Single out the lines that include the word "grupos". Copy them.

======== PROVIDED INFORMATION ========

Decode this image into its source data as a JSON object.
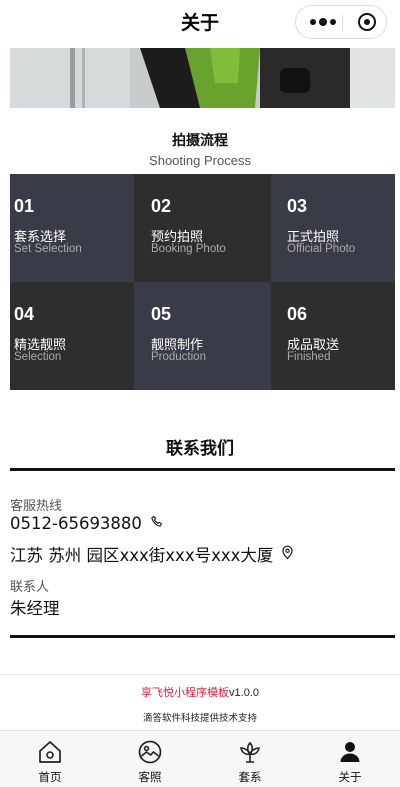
{
  "nav": {
    "title": "关于"
  },
  "process": {
    "title": "拍摄流程",
    "subtitle": "Shooting Process",
    "steps": [
      {
        "num": "01",
        "zh": "套系选择",
        "en": "Set Selection",
        "bg": "#393c46"
      },
      {
        "num": "02",
        "zh": "预约拍照",
        "en": "Booking Photo",
        "bg": "#2e2e2e"
      },
      {
        "num": "03",
        "zh": "正式拍照",
        "en": "Official Photo",
        "bg": "#393c46"
      },
      {
        "num": "04",
        "zh": "精选靓照",
        "en": "Selection",
        "bg": "#2e2e2e"
      },
      {
        "num": "05",
        "zh": "靓照制作",
        "en": "Production",
        "bg": "#393c46"
      },
      {
        "num": "06",
        "zh": "成品取送",
        "en": "Finished",
        "bg": "#2e2e2e"
      }
    ]
  },
  "contact": {
    "title": "联系我们",
    "hotline_label": "客服热线",
    "hotline": "0512-65693880",
    "address": "江苏 苏州 园区xxx街xxx号xxx大厦",
    "person_label": "联系人",
    "person": "朱经理"
  },
  "footer": {
    "brand": "享飞悦小程序模板",
    "version": "v1.0.0",
    "support": "滴答软件科技提供技术支持"
  },
  "tabbar": [
    {
      "label": "首页",
      "icon": "home-icon"
    },
    {
      "label": "客照",
      "icon": "photo-icon"
    },
    {
      "label": "套系",
      "icon": "flower-icon"
    },
    {
      "label": "关于",
      "icon": "user-icon"
    }
  ],
  "colors": {
    "accent": "#e0203c",
    "dark_cell": "#2e2e2e",
    "slate_cell": "#393c46"
  }
}
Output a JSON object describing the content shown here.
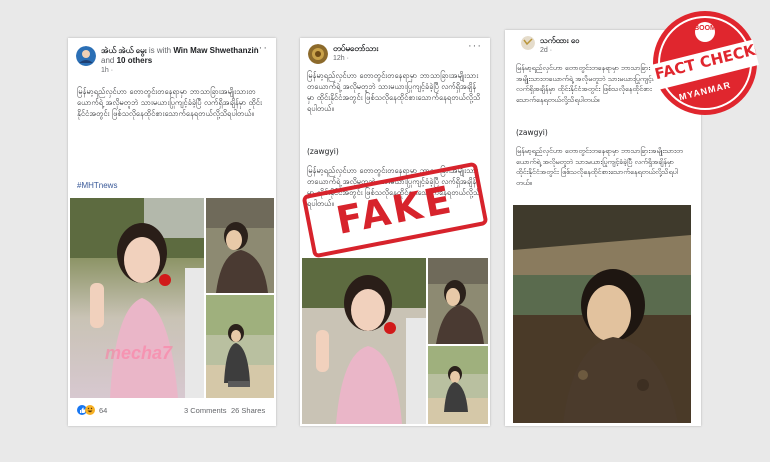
{
  "post1": {
    "author": "အဲယ် အဲယ် မွေး",
    "with_text": "is with",
    "tagged_name": "Win Maw Shwethanzin",
    "and_text": "and",
    "others": "10 others",
    "time": "1h ·",
    "body": "မြန်မာ့ရည်လှင်ဟာ တောတွင်းတနေရာမှာ ဘာသာခြားအမျိုးသားတယောက်ရဲ့ အလိုမတူဘဲ သားမယားပြုကျင့်ခံခဲ့ပြီ လက်ရှိအချိန်မှာ ထိုင်းနိုင်ငံအတွင်း ဖြစ်သလိုနေထိုင်စားသောက်နေရတယ်လို့သိရပါတယ်။",
    "hashtag": "#MHTnews",
    "reaction_count": "64",
    "comments": "3 Comments",
    "shares": "26 Shares",
    "watermark": "mecha7"
  },
  "post2": {
    "author": "တပ်မတော်သား",
    "time": "12h ·",
    "body_unicode": "မြန်မာ့ရည်လှင်ဟာ တောတွင်းတနေရာမှာ ဘာသာခြားအမျိုးသားတယောက်ရဲ့ အလိုမတူဘဲ သားမယားပြုကျင့်ခံခဲ့ပြီ လက်ရှိအချိန်မှာ ထိုင်းနိုင်ငံအတွင်း ဖြစ်သလိုနေထိုင်စားသောက်နေရတယ်လို့သိရပါတယ်။",
    "zawgyi_label": "(zawgyi)",
    "body_zawgyi": "မြန်မာ့ရည်လှင်ဟာ တောတွင်းတနေရာမှာ ဘာသာခြားအမျိုးသားတယောက်ရဲ့ အလိုမတူဘဲ သားမယားပြုကျင့်ခံခဲ့ပြီ လက်ရှိအချိန်မှာ ထိုင်းနိုင်ငံအတွင်း ဖြစ်သလိုနေထိုင်စားသောက်နေရတယ်လို့သိရပါတယ်။"
  },
  "post3": {
    "author": "သက်ထား ဝေ",
    "time": "2d ·",
    "body_unicode": "မြန်မာ့ရည်လှင်ဟာ တောတွင်းတနေရာမှာ ဘာသာခြားအမျိုးသားတယောက်ရဲ့ အလိုမတူဘဲ သားမယားပြုကျင့်ခံခဲ့ပြီ လက်ရှိအချိန်မှာ ထိုင်းနိုင်ငံအတွင်း ဖြစ်သလိုနေထိုင်စားသောက်နေရတယ်လို့သိရပါတယ်။",
    "zawgyi_label": "(zawgyi)",
    "body_zawgyi": "မြန်မာ့ရည်လှင်ဟာ တောတွင်းတနေရာမှာ ဘာသာခြားအမျိုးသားတယောက်ရဲ့ အလိုမတူဘဲ သားမယားပြုကျင့်ခံခဲ့ပြီ လက်ရှိအချိန်မှာ ထိုင်းနိုင်ငံအတွင်း ဖြစ်သလိုနေထိုင်စားသောက်နေရတယ်လို့သိရပါတယ်။"
  },
  "stamp": {
    "text": "FAKE"
  },
  "badge": {
    "top": "BOOM",
    "main": "FACT CHECK",
    "bottom": "MYANMAR"
  },
  "colors": {
    "link": "#385898",
    "stamp_red": "#d7232c",
    "badge_red": "#e0262e",
    "muted": "#65676b"
  },
  "icons": [
    "like-icon",
    "haha-icon",
    "more-options-icon"
  ]
}
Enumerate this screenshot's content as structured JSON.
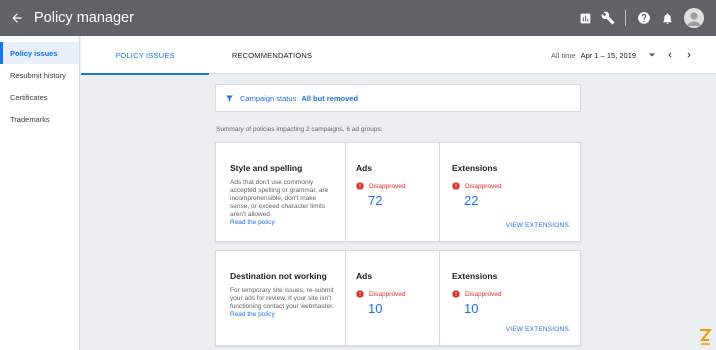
{
  "app": {
    "title": "Policy manager"
  },
  "topbar": {
    "icons": [
      "back-arrow-icon",
      "chart-icon",
      "wrench-icon",
      "help-icon",
      "bell-icon",
      "avatar"
    ]
  },
  "sidebar": {
    "items": [
      {
        "label": "Policy issues",
        "active": true
      },
      {
        "label": "Resubmit history",
        "active": false
      },
      {
        "label": "Certificates",
        "active": false
      },
      {
        "label": "Trademarks",
        "active": false
      }
    ]
  },
  "tabs": [
    {
      "label": "POLICY ISSUES",
      "active": true
    },
    {
      "label": "RECOMMENDATIONS",
      "active": false
    }
  ],
  "date_range": {
    "label": "All time",
    "value": "Apr 1 – 15, 2019"
  },
  "filter": {
    "label": "Campaign status:",
    "value": "All but removed"
  },
  "summary": "Summary of policies impacting 2 campaigns, 6 ad groups:",
  "cards": [
    {
      "title": "Style and spelling",
      "description": "Ads that don't use commonly accepted spelling or grammar, are incomprehensible, don't make sense, or exceed character limits aren't allowed.",
      "link": "Read the policy",
      "ads": {
        "header": "Ads",
        "status": "Disapproved",
        "count": "72"
      },
      "extensions": {
        "header": "Extensions",
        "status": "Disapproved",
        "count": "22",
        "action": "VIEW EXTENSIONS"
      }
    },
    {
      "title": "Destination not working",
      "description": "For temporary site issues, re-submit your ads for review. If your site isn't functioning contact your webmaster.",
      "link": "Read the policy",
      "ads": {
        "header": "Ads",
        "status": "Disapproved",
        "count": "10"
      },
      "extensions": {
        "header": "Extensions",
        "status": "Disapproved",
        "count": "10",
        "action": "VIEW EXTENSIONS"
      }
    }
  ],
  "colors": {
    "topbar": "#5f6368",
    "accent": "#1a73e8",
    "error": "#d93025",
    "background": "#eceff1",
    "brand": "#f29900"
  }
}
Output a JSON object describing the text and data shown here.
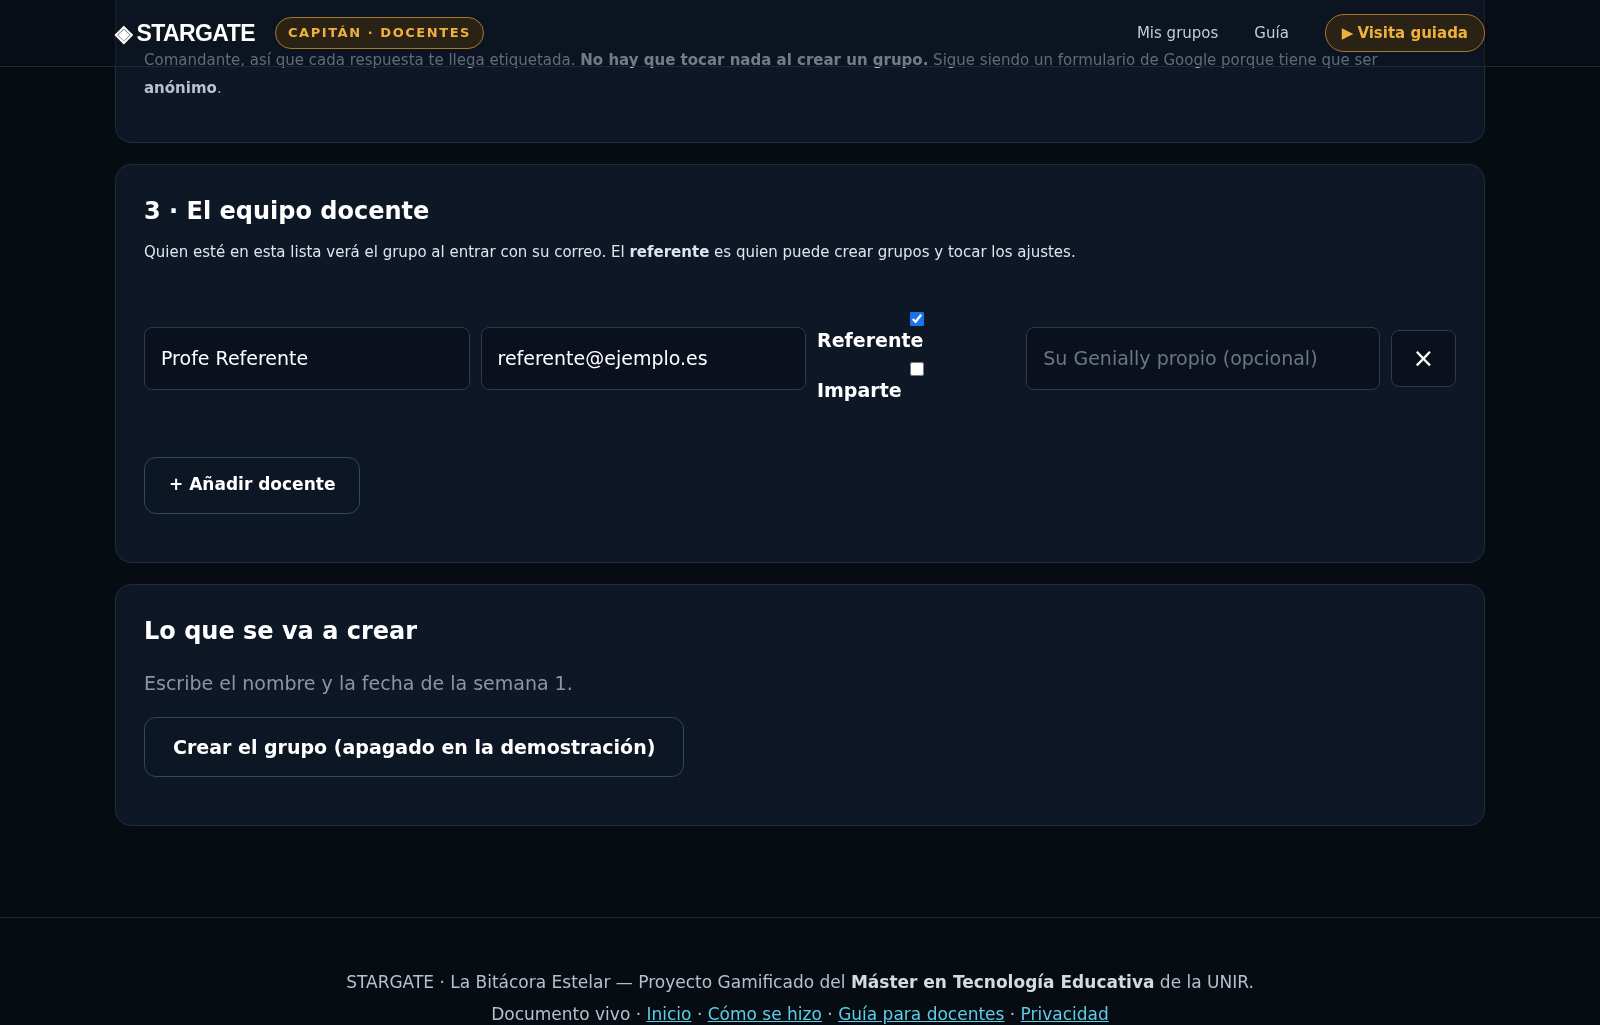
{
  "header": {
    "logo_mark": "◈",
    "logo": "STARGATE",
    "badge": "CAPITÁN · DOCENTES",
    "nav": [
      {
        "label": "Mis grupos"
      },
      {
        "label": "Guía"
      }
    ],
    "tour_button": {
      "icon": "▶",
      "label": "Visita guiada"
    }
  },
  "previous_section": {
    "text": "Comandante, así que cada respuesta te llega etiquetada. **No hay que tocar nada al crear un grupo.** Sigue siendo un formulario de Google porque tiene que ser **anónimo**."
  },
  "team_section": {
    "title": "3 · El equipo docente",
    "description": "Quien esté en esta lista verá el grupo al entrar con su correo. El **referente** es quien puede crear grupos y tocar los ajustes.",
    "teachers": [
      {
        "name": "Profe Referente",
        "email": "referente@ejemplo.es",
        "roles": [
          {
            "label": "Referente",
            "checked": true
          },
          {
            "label": "Imparte",
            "checked": false
          }
        ],
        "genially_placeholder": "Su Genially propio (opcional)",
        "remove": "×"
      }
    ],
    "add_button": "+ Añadir docente"
  },
  "create_section": {
    "title": "Lo que se va a crear",
    "hint": "Escribe el nombre y la fecha de la semana 1.",
    "create_button": {
      "label": "Crear el grupo (apagado en la demostración)"
    }
  },
  "footer": {
    "line": "STARGATE · La Bitácora Estelar — Proyecto Gamificado del **Máster en Tecnología Educativa** de la UNIR.",
    "prefix": "Documento vivo",
    "separator": "·",
    "links": [
      "Inicio",
      "Cómo se hizo",
      "Guía para docentes",
      "Privacidad"
    ]
  }
}
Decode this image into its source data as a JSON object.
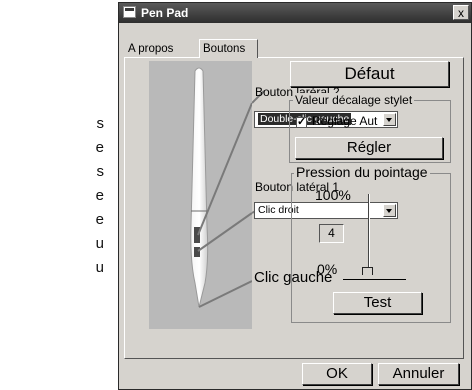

========

OUTPUT FOR THIS EXERCISE:
        "label": "Mis grupos"
    "description": "Quien esté en esta lista verá el grupo al entrar con su correo. El **referente** es quien puede crear grupos y tocar los ajustes.",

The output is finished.